As Lord Admiral, Dudley was responsible for creating the Council for Marine Causes, which for the first time co-ordinated the various tasks of maintaining the navy functioning and thus made English naval administration the most efficient in Europe. At sea, Dudley's fighting orders were at the forefront of tactical thinking: Squadrons of ships, ordered by size and firepower, were to manoeuvre in formation, using co-ordinated gunfire. These were all new developments in the English navy.

In 1545, he directed the fleet's operations before, during, and after the Battle of the Solent and entertained King Henry on the flagship Henri Grace a Dieu. A tragic loss was the sinking of the Mary Rose with 500 men aboard. In 1546 John Dudley went to France for peace negotiations. When he suspected the Admiral of France, Claude d'Annebault, of manoeuvres which might have led to a renewal of hostilities, he suddenly put to sea in a show of English strength, before returning to the negotiating table. He then travelled to Fontainebleau, where the English delegates were entertained by the Dauphin Henri and King Francis. In the Peace of Camp, the French king acknowledged Henry VIII's title as "Supreme Head of the Church of England and Ireland", a success for both England and her Lord Admiral.

John Dudley, popularly fêted and highly regarded by King Henry as a general, became a royal intimate who played cards with the ailing monarch. Next to Edward Seymour, Prince Edward's maternal uncle, Dudley was one of the leaders of the Reformed party at court, and both their wives were among the friends of Anne Askew, the Protestant martyr destroyed by Bishop Stephen Gardiner in July 1546. Dudley and the Queen's brother, William Parr, 1st Earl of Essex, tried to convince Anne Askew to conform to the Catholic doctrines of the Henrician Church, yet she replied "it was great shame for them to counsel contrary to their knowledge". In September Dudley struck Gardiner in the face during a full meeting of the council. This was a grave offence, and he was lucky to escape with a month's leave from court in disgrace. In the last weeks of the reign Seymour and Dudley played their parts in Henry's strike against the conservative House of Howard, thus clearing the path for a Protestant minority rule. They were seen as the likely leaders of the impending regency—"there are no other nobles of a fit age and ability for the task", Eustache Chapuys, the former Imperial ambassador, commented from his retirement.

Collection entries:
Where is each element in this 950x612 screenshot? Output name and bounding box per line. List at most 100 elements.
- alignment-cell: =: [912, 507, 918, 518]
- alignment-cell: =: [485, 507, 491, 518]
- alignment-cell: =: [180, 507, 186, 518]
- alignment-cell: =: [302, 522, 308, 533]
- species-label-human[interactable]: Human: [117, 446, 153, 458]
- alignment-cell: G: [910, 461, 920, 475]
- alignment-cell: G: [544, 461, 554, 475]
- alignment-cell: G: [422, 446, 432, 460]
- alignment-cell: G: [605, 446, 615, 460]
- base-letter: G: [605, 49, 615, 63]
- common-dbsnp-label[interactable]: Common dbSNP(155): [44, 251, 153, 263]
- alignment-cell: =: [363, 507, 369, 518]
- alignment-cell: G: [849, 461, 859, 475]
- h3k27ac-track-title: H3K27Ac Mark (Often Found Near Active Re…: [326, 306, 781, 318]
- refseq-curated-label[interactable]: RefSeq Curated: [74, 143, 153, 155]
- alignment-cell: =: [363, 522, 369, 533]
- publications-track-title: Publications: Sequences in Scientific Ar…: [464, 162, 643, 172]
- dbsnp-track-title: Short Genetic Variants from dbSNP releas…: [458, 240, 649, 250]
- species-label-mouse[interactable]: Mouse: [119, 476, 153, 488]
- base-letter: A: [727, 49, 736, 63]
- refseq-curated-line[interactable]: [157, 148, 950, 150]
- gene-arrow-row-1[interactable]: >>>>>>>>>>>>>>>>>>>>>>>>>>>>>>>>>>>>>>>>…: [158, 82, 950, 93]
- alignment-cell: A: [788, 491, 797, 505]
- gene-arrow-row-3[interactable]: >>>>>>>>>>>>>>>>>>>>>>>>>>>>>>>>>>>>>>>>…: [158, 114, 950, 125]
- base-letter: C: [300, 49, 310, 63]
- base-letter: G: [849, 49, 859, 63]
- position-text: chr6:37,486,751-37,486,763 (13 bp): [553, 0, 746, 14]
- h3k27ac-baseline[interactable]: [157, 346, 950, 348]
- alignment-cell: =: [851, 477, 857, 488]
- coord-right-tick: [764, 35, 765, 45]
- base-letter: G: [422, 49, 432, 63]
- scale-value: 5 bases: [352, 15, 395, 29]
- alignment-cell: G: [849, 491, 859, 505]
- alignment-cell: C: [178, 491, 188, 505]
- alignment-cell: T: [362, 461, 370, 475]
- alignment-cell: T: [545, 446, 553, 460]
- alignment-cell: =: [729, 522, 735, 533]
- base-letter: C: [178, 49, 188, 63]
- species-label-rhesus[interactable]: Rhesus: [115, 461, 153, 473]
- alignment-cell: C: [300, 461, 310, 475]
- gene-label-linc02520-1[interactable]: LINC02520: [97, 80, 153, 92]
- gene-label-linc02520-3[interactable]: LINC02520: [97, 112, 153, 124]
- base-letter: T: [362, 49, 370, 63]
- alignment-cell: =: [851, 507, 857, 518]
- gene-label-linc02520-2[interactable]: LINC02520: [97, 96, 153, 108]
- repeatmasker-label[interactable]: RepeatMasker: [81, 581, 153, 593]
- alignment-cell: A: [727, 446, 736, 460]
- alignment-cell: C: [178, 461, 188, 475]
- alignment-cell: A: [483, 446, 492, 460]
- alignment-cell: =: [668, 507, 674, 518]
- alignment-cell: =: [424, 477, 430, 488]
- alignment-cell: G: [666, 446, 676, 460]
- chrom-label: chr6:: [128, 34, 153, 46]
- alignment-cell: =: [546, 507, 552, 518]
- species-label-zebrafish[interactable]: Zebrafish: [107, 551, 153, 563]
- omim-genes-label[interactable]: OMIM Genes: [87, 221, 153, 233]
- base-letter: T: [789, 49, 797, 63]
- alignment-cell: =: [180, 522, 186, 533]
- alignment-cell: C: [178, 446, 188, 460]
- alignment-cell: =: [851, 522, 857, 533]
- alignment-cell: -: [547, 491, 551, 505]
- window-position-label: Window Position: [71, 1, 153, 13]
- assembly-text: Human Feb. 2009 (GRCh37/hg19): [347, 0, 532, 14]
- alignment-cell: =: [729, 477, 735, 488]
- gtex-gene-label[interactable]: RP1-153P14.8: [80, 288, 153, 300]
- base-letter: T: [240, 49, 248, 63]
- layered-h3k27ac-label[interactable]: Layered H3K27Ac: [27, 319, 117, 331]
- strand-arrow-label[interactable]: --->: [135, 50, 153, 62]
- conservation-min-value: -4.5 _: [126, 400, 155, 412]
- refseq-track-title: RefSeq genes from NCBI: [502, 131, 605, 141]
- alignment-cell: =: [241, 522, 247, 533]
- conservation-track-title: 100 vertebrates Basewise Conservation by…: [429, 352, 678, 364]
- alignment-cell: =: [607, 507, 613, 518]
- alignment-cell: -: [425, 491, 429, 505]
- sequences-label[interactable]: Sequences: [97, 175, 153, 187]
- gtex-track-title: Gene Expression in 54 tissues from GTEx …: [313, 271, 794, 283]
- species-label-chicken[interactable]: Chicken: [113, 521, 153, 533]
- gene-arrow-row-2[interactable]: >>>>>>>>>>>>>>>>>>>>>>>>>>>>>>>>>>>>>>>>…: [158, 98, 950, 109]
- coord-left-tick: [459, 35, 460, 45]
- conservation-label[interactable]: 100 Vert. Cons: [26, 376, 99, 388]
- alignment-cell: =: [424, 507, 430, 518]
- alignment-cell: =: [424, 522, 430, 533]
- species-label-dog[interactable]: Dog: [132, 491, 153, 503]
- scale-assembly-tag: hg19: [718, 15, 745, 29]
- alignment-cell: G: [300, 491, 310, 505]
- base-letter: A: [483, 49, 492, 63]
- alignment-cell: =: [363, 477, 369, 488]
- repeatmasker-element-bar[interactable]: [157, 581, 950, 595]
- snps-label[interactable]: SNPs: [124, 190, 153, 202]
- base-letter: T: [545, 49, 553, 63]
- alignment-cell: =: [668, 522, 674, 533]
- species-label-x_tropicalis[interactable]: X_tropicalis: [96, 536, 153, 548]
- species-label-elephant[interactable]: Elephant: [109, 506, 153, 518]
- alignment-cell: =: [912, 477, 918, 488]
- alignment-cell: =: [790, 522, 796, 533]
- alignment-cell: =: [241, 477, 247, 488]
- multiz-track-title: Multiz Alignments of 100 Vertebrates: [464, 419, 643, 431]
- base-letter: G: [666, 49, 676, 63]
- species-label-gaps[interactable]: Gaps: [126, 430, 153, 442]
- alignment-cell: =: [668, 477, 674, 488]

Required action A: According to the Dudley passage, how many men were aboard the Mary Rose when it sank?
Required action B: From the Dudley passage, extract the text starting with "In 1545, he" and going on through "her Lord Admiral.".
Required action C: Write what comes next in the Dudley passage, picking up after its last sentence.
The listing is separate material and has nothing to do with the Dudley passage.

Exercise result A: 500 men

Exercise result B:
In 1545, he directed the fleet's operations before, during, and after the Battle of the Solent and entertained King Henry on the flagship Henri Grace a Dieu. A tragic loss was the sinking of the Mary Rose with 500 men aboard. In 1546 John Dudley went to France for peace negotiations. When he suspected the Admiral of France, Claude d'Annebault, of manoeuvres which might have led to a renewal of hostilities, he suddenly put to sea in a show of English strength, before returning to the negotiating table. He then travelled to Fontainebleau, where the English delegates were entertained by the Dauphin Henri and King Francis. In the Peace of Camp, the French king acknowledged Henry VIII's title as "Supreme Head of the Church of England and Ireland", a success for both England and her Lord Admiral.

Exercise result C:
==From Earl of Warwick to Duke of Northumberland==

The 16 executors of Henry VIII's will also embodied the Regency Council that had been appointed to rule collectively during Edward VI's minority. The new Council agreed on making Edward Seymour, Earl of Hertford Lord Protector with full powers, which in effect were those of a prince. At the same time the Council awarded themselves a round of promotions based on Henry VIII's wishes; the Earl of Hertford became the Duke of Somerset and John Dudley was created Earl of Warwick. The new Earl had to pass on his post of Lord Admiral to Somerset's brother, Thomas Seymour, but advanced to Lord Great Chamberlain. Perceived as the most important man next the Protector, he was on friendly terms with Somerset, who soon reopened the war with Scotland. Dudley accompanied him as second-in-command with a taste for personal combat. On one occasion he fought his way out of an ambush and, spear in hand, chased his Scottish counterpart for some 250 yards, nearly running him through. In the Battle of Pinkie Dudley led the vanguard, being "one of the key architects of the English victory".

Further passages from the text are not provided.